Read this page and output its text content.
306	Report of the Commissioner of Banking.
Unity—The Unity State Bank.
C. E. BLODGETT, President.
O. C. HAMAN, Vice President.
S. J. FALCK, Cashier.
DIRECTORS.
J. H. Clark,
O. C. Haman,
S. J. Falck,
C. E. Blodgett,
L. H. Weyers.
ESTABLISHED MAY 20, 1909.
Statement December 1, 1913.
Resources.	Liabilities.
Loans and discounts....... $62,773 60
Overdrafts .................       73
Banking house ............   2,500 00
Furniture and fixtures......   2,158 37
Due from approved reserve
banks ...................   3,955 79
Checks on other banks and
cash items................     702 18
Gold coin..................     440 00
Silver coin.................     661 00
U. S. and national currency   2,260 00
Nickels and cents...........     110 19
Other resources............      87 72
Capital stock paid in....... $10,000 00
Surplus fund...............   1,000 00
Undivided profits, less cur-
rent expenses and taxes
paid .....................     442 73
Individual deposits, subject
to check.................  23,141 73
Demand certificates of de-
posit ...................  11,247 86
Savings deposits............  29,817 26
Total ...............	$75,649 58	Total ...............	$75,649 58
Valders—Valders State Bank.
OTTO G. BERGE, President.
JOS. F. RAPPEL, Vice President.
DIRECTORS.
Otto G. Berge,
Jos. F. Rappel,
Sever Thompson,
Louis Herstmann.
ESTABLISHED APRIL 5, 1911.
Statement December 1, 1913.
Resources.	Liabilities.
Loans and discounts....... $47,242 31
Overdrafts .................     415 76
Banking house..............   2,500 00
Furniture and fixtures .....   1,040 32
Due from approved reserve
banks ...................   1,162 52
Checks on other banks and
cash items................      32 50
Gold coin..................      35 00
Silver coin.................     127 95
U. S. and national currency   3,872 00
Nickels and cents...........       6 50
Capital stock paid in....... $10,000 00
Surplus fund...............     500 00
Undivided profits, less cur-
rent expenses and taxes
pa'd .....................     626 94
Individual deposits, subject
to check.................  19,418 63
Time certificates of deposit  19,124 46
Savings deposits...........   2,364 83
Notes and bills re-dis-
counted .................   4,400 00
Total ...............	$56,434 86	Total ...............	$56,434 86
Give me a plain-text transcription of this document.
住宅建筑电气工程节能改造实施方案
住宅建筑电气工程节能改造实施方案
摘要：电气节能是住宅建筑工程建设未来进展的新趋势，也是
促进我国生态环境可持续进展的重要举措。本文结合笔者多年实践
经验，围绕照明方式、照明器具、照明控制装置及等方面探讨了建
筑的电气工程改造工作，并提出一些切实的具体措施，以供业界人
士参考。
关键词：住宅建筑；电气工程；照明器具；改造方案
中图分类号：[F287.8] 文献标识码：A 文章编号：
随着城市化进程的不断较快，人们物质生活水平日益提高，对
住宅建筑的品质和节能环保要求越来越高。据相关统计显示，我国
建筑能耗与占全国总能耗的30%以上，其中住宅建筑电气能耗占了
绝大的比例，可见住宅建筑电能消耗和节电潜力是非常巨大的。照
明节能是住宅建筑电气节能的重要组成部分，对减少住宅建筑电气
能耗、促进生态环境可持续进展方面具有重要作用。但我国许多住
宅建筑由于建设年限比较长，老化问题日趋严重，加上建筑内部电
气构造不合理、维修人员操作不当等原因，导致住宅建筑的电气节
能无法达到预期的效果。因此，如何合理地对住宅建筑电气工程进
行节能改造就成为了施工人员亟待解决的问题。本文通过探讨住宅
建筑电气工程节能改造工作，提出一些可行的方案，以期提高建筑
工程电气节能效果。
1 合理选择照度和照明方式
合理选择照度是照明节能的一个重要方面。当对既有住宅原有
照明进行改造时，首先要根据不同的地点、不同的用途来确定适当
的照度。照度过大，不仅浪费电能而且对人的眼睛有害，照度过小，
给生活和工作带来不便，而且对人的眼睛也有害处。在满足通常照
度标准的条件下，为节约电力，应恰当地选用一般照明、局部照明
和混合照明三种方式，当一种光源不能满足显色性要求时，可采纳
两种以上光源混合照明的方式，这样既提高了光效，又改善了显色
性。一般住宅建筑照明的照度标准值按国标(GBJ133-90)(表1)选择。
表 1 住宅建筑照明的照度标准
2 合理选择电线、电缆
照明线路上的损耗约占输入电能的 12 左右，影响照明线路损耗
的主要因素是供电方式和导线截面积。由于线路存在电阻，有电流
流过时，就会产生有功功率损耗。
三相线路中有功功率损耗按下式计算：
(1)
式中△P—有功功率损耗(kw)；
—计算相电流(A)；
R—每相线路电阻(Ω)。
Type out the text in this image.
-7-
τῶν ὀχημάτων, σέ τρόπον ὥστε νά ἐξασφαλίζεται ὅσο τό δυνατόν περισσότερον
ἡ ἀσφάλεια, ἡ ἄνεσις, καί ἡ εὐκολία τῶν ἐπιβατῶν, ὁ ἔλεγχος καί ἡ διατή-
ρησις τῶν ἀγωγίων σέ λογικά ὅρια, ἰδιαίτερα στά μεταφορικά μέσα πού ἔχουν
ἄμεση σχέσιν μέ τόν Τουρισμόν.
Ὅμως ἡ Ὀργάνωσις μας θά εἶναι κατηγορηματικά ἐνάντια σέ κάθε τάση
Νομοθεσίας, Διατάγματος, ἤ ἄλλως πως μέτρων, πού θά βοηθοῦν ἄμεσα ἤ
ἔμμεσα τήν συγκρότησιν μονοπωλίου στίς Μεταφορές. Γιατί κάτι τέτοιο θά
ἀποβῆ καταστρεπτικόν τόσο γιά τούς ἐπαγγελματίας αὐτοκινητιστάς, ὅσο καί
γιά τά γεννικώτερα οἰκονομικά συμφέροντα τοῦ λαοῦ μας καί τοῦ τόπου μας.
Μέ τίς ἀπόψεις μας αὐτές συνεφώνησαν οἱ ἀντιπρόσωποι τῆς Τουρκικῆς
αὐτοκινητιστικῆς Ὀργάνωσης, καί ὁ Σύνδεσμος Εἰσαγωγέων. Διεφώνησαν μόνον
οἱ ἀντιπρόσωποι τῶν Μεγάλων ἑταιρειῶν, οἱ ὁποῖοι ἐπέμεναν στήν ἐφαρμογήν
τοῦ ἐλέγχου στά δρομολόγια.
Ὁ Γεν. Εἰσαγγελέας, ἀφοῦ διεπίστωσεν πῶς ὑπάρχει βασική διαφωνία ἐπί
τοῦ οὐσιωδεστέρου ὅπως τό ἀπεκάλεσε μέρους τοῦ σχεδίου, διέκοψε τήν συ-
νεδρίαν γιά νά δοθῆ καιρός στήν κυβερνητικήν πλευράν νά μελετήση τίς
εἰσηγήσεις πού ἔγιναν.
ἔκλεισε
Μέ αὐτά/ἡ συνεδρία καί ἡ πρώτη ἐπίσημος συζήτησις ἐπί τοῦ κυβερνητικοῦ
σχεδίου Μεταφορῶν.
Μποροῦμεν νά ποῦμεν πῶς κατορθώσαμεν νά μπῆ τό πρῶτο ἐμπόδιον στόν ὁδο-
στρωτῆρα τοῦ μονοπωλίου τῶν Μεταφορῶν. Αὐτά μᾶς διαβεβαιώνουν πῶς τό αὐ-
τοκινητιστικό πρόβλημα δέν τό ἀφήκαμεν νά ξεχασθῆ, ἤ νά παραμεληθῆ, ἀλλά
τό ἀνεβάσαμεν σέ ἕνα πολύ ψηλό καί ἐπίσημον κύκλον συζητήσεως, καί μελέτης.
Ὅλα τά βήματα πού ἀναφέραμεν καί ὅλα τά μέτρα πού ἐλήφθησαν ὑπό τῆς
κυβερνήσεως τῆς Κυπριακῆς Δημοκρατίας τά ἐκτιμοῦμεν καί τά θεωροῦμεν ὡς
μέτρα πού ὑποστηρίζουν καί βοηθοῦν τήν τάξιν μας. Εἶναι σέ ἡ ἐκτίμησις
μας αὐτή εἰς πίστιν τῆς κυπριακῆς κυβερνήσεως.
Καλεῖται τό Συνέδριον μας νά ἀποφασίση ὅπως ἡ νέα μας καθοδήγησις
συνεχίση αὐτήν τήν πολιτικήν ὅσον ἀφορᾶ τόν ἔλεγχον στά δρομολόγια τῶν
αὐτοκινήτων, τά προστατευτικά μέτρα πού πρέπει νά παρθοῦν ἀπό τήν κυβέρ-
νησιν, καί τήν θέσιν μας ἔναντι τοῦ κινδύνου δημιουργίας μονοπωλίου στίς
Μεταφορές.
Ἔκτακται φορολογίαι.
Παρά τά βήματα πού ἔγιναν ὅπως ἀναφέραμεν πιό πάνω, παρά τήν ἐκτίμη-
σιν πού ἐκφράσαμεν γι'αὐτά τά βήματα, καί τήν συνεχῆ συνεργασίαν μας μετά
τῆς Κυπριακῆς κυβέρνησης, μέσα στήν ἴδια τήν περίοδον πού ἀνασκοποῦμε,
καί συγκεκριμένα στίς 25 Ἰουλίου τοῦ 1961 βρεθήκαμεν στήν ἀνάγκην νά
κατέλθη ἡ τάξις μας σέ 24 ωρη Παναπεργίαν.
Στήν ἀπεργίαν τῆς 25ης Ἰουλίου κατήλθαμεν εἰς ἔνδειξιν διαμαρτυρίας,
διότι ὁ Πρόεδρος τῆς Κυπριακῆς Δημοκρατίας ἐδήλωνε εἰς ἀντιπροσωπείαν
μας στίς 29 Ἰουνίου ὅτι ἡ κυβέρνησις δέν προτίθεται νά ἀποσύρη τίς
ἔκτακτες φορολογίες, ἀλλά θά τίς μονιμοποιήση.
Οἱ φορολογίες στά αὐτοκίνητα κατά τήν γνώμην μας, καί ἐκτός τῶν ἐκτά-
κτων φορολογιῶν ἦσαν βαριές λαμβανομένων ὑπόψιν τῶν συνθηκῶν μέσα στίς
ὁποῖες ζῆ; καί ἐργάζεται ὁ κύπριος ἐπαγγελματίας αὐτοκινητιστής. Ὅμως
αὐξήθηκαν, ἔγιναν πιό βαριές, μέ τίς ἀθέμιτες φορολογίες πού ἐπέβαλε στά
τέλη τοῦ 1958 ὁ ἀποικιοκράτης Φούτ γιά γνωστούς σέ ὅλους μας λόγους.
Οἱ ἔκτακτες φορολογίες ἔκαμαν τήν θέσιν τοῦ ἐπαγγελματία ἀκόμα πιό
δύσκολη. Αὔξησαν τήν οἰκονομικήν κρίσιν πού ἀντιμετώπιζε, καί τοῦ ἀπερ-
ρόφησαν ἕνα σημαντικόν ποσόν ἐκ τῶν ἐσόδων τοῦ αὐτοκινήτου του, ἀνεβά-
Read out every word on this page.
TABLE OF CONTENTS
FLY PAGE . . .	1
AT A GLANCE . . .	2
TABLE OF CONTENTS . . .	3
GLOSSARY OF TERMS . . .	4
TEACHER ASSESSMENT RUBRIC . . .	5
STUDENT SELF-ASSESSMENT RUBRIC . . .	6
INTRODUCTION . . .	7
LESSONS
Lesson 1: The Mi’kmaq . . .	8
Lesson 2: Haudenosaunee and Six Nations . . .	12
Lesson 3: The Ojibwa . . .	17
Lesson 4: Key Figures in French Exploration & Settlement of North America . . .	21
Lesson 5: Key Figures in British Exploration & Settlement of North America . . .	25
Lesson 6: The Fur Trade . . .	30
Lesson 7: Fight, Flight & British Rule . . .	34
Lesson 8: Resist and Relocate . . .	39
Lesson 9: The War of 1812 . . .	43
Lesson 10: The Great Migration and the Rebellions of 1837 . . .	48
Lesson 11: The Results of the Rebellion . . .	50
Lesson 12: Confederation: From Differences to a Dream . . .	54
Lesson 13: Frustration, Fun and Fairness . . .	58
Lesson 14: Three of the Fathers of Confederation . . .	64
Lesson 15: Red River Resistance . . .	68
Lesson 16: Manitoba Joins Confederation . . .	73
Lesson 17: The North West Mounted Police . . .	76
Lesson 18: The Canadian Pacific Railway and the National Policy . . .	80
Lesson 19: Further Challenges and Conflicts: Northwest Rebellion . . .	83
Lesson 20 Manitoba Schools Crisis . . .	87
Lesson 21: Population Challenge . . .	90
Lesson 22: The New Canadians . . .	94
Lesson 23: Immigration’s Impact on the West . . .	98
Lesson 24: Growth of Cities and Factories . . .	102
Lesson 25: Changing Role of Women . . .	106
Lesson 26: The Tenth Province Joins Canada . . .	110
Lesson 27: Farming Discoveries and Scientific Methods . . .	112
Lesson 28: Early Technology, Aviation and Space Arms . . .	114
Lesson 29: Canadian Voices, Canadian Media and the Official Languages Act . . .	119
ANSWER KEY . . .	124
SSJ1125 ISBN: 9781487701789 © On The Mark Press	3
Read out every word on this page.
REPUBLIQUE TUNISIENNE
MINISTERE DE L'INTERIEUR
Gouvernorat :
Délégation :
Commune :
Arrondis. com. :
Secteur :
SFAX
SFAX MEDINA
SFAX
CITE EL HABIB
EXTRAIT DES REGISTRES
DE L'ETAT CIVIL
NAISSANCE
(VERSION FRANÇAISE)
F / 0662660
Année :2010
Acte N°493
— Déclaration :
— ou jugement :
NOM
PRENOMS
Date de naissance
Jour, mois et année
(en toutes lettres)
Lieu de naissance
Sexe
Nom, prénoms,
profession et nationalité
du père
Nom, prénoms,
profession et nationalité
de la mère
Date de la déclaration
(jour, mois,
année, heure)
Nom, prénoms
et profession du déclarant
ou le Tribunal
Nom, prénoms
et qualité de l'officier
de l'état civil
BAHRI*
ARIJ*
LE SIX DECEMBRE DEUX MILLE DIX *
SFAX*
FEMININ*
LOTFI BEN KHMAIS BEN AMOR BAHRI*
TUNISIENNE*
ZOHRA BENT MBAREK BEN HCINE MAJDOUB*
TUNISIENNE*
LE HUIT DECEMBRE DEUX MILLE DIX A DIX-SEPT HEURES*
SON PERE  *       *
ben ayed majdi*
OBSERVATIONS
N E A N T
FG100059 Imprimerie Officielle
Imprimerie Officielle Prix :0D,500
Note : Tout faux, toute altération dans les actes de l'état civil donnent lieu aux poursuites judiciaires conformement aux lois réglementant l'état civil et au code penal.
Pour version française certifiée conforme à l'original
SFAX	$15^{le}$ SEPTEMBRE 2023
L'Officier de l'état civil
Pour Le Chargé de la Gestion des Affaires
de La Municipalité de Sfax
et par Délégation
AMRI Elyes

§ **Problem details**: Every line that holds the string "Manitoba" should be returned.

§ **Full output**:
Lesson 16: Manitoba Joins Confederation . . .	73
Lesson 20 Manitoba Schools Crisis . . .	87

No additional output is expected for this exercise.